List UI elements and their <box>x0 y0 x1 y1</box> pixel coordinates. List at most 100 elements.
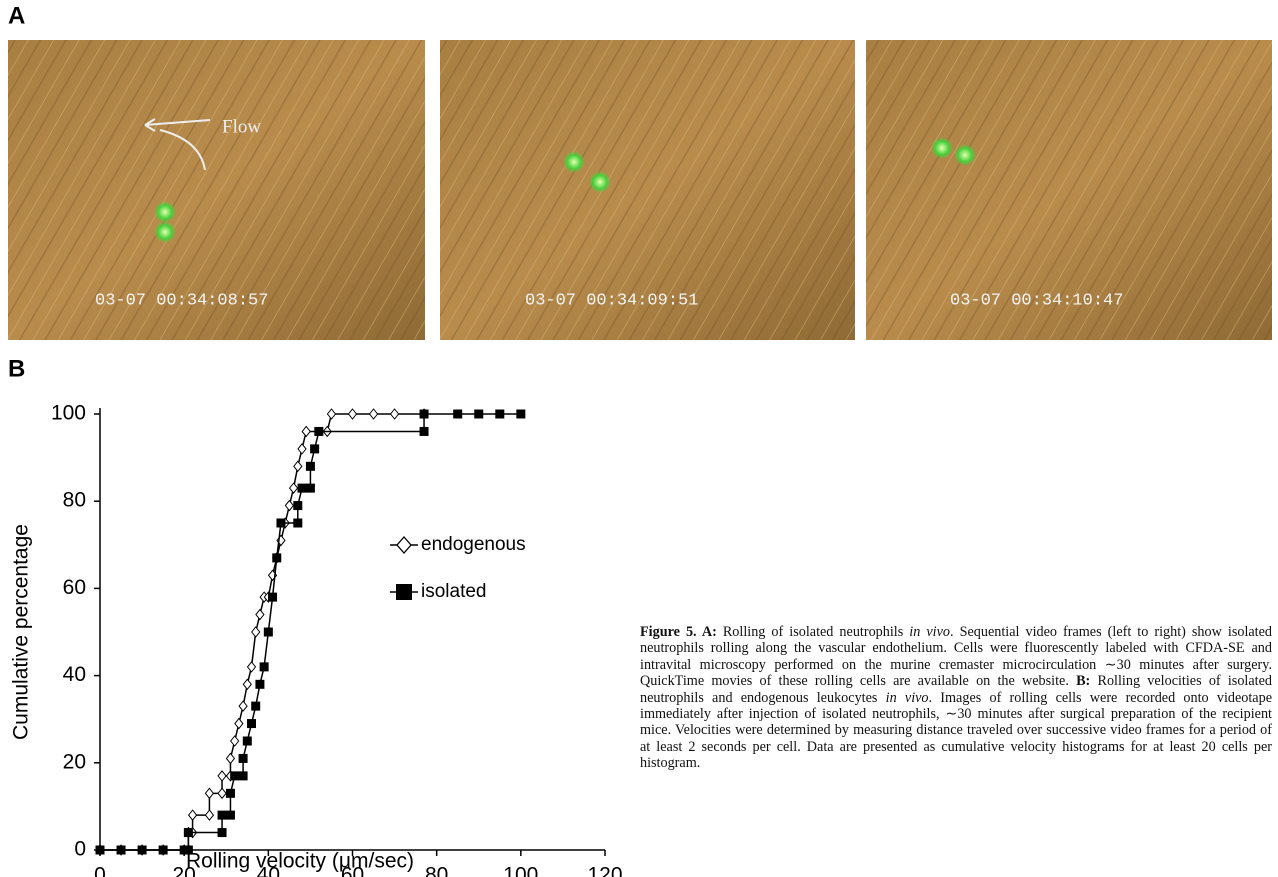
caption-text: Rolling of isolated neutrophils <box>716 624 910 640</box>
x-tick-label: 100 <box>503 864 538 877</box>
marker <box>347 408 358 420</box>
y-tick-label: 80 <box>63 489 86 512</box>
marker <box>389 408 400 420</box>
marker <box>225 752 236 765</box>
legend-label: isolated <box>421 581 487 602</box>
marker <box>301 425 311 438</box>
timestamp: 03-07 00:34:09:51 <box>525 291 698 310</box>
y-tick-label: 20 <box>63 750 86 773</box>
marker <box>297 443 307 455</box>
texture <box>866 40 1272 340</box>
marker <box>288 482 299 494</box>
marker <box>255 679 265 689</box>
frame: 03-07 00:34:10:47 <box>866 40 1272 340</box>
marker <box>116 845 126 855</box>
marker <box>305 483 315 493</box>
marker <box>238 771 248 781</box>
series-line <box>100 413 425 851</box>
caption-text: . Sequential video frames (left to right… <box>640 624 1273 690</box>
marker <box>234 717 244 730</box>
frame: 03-07 00:34:09:51 <box>440 40 855 340</box>
x-tick-label: 60 <box>341 864 364 877</box>
marker <box>217 787 227 800</box>
legend-marker <box>396 584 412 600</box>
flow-label: Flow <box>222 116 261 137</box>
marker <box>297 483 307 493</box>
marker <box>251 626 261 638</box>
marker <box>284 499 295 512</box>
x-tick-label: 20 <box>172 864 195 877</box>
marker <box>314 426 324 436</box>
marker <box>516 409 526 419</box>
y-tick-label: 100 <box>51 402 86 425</box>
marker <box>225 788 235 798</box>
marker <box>276 534 286 547</box>
marker <box>246 661 257 673</box>
marker <box>474 409 484 419</box>
caption-italic: in vivo <box>909 624 950 640</box>
texture <box>440 40 855 340</box>
y-axis-label: Cumulative percentage <box>10 524 33 740</box>
timestamp: 03-07 00:34:10:47 <box>950 291 1123 310</box>
marker <box>183 845 193 855</box>
marker <box>247 719 256 729</box>
cell <box>154 201 176 223</box>
marker <box>251 701 261 711</box>
marker <box>272 553 282 563</box>
marker <box>263 627 273 637</box>
marker <box>95 845 105 855</box>
marker <box>368 408 379 420</box>
caption-bold: Figure 5. A: <box>640 624 717 640</box>
marker <box>293 460 303 473</box>
flow-arrow <box>144 118 211 171</box>
marker <box>419 409 429 419</box>
y-tick-label: 0 <box>74 838 86 861</box>
x-tick-label: 40 <box>257 864 280 877</box>
marker <box>230 771 240 781</box>
x-tick-label: 80 <box>425 864 448 877</box>
caption-text: Rolling velocities of isolated neutrophi… <box>640 673 1272 706</box>
caption: Figure 5. A: Rolling of isolated neutrop… <box>640 624 1272 772</box>
y-tick-label: 40 <box>63 663 86 686</box>
x-axis-label: Rolling velocity (μm/sec) <box>186 850 414 873</box>
marker <box>305 461 315 471</box>
legend-label: endogenous <box>421 534 526 555</box>
marker <box>255 608 265 621</box>
marker <box>204 809 215 821</box>
marker <box>187 809 198 821</box>
marker <box>217 770 227 782</box>
marker <box>225 810 235 820</box>
marker <box>310 444 320 454</box>
cell <box>954 144 976 166</box>
marker <box>238 700 248 712</box>
caption-text: . Images of rolling cells were recorded … <box>640 689 1272 772</box>
marker <box>230 735 240 747</box>
cell <box>931 137 953 159</box>
legend-marker <box>396 536 412 554</box>
marker <box>276 518 286 528</box>
caption-bold: B: <box>1076 673 1091 690</box>
marker <box>453 409 463 419</box>
frame: Flow 03-07 00:34:08:57 <box>8 40 425 340</box>
marker <box>183 828 193 838</box>
cell <box>563 151 585 173</box>
marker <box>238 753 248 763</box>
marker <box>217 810 227 820</box>
marker <box>137 845 147 855</box>
marker <box>419 426 429 436</box>
texture <box>8 40 425 340</box>
y-tick-label: 60 <box>63 576 86 599</box>
series-line <box>100 413 521 851</box>
marker <box>259 662 269 672</box>
marker <box>326 408 337 420</box>
marker <box>217 828 227 838</box>
marker <box>204 787 215 800</box>
marker <box>242 678 252 691</box>
marker <box>268 592 278 602</box>
timestamp: 03-07 00:34:08:57 <box>95 291 268 310</box>
panel-label: B <box>8 355 25 382</box>
marker <box>242 736 252 746</box>
cell <box>589 171 611 193</box>
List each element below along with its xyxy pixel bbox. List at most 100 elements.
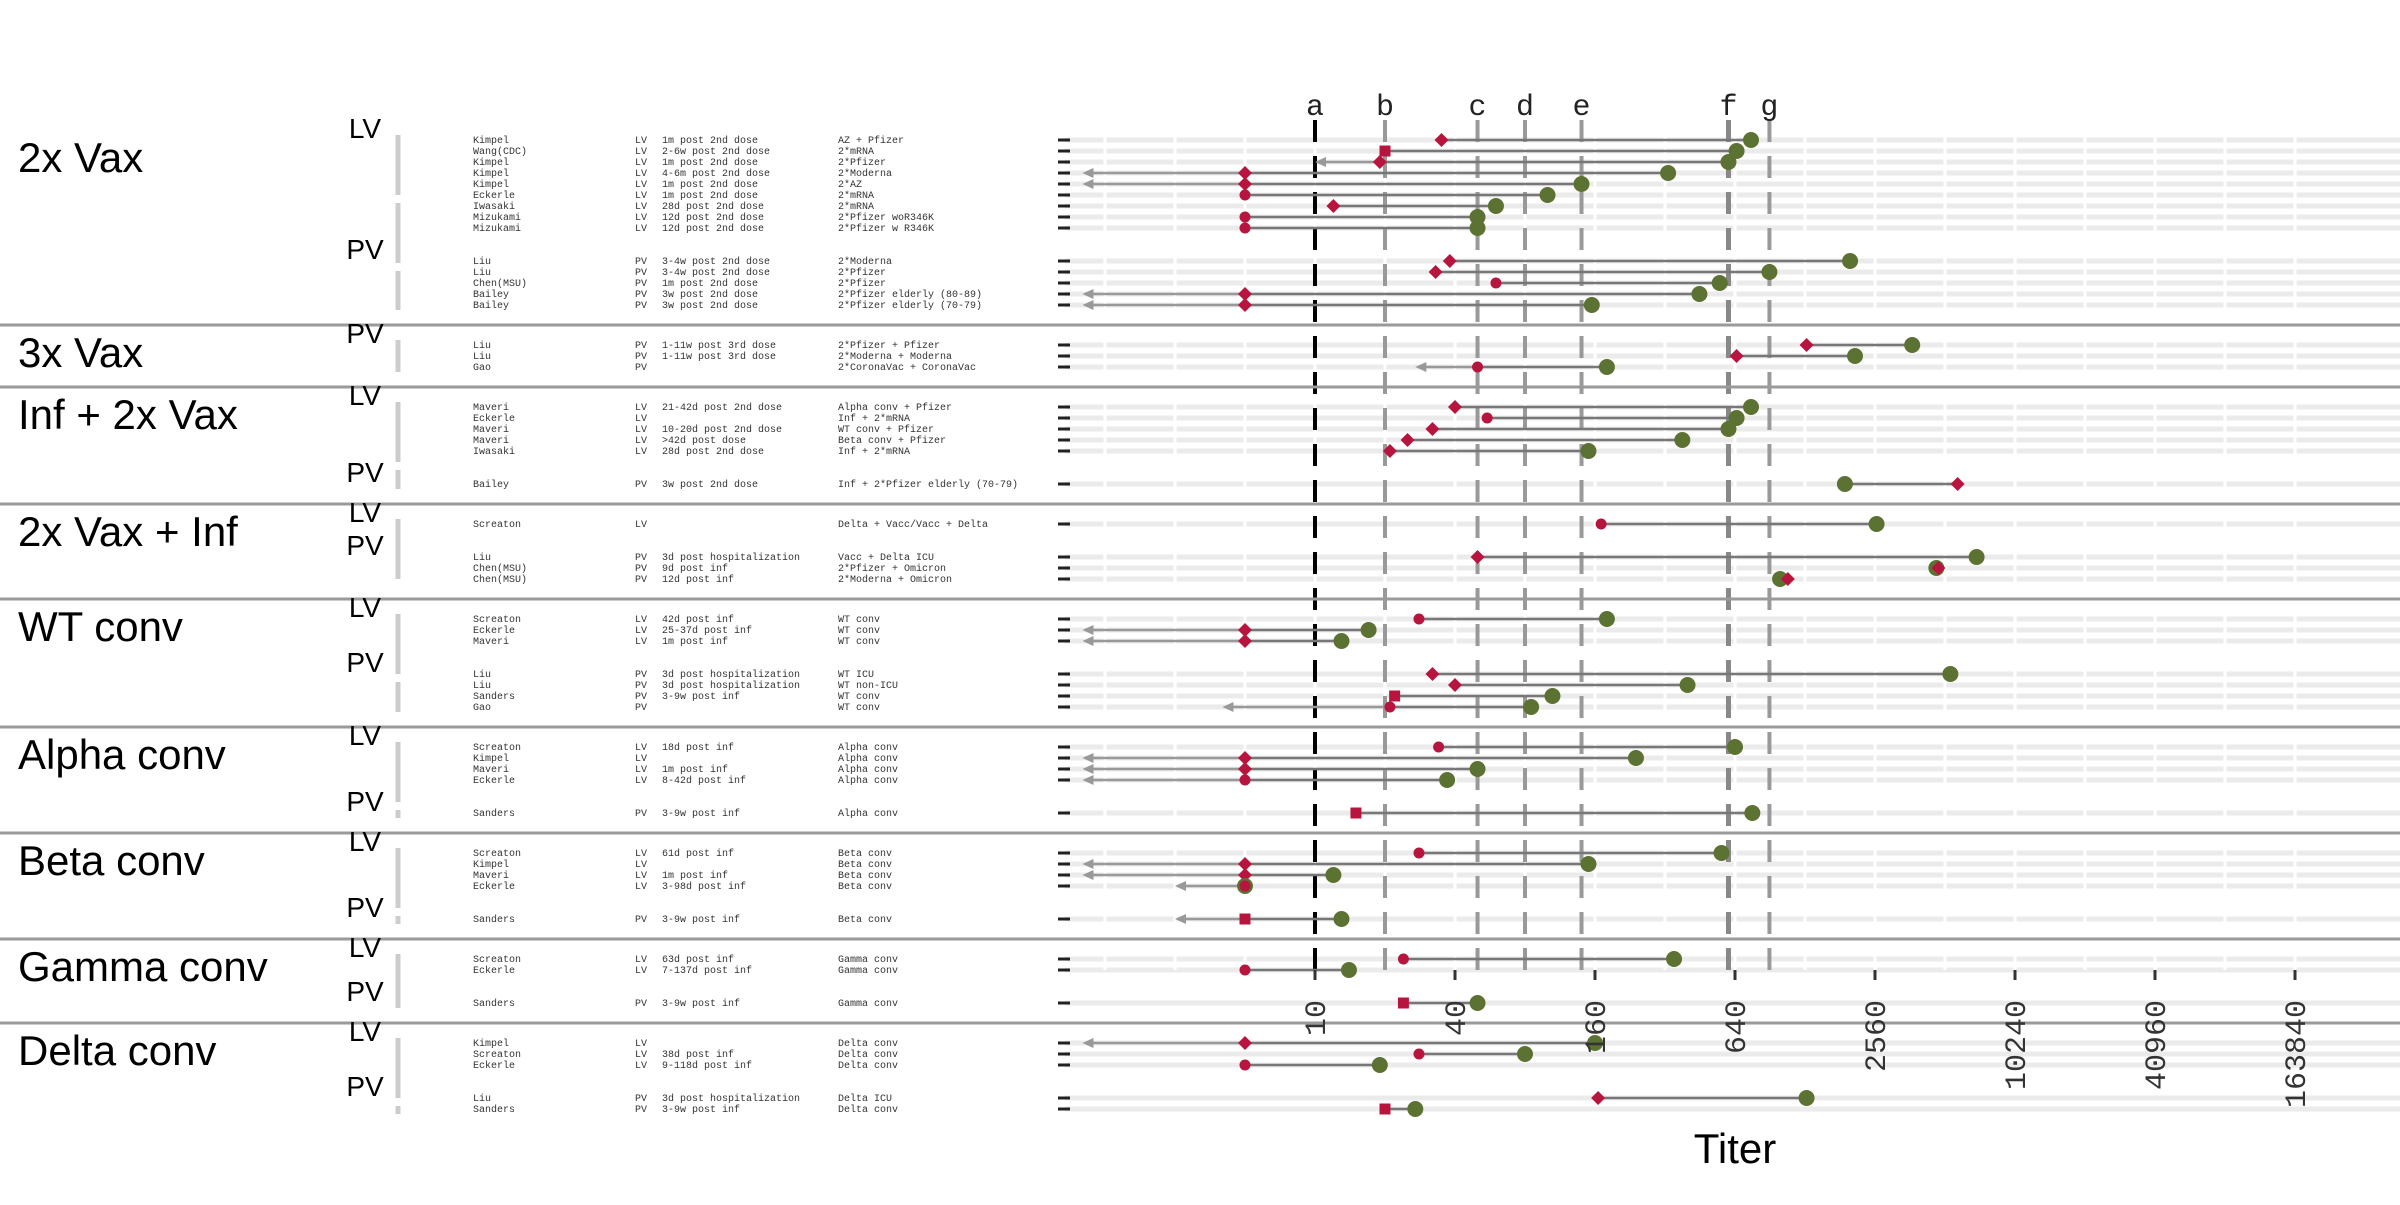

* * * * * * *

▸ Task
From the data above, copy each line that holds "Figure".

▸ Written solution
caption-bold: Figure 5. A: <box>640 624 717 640</box>
caption: Figure 5. A: Rolling of isolated neutrop… <box>640 624 1272 772</box>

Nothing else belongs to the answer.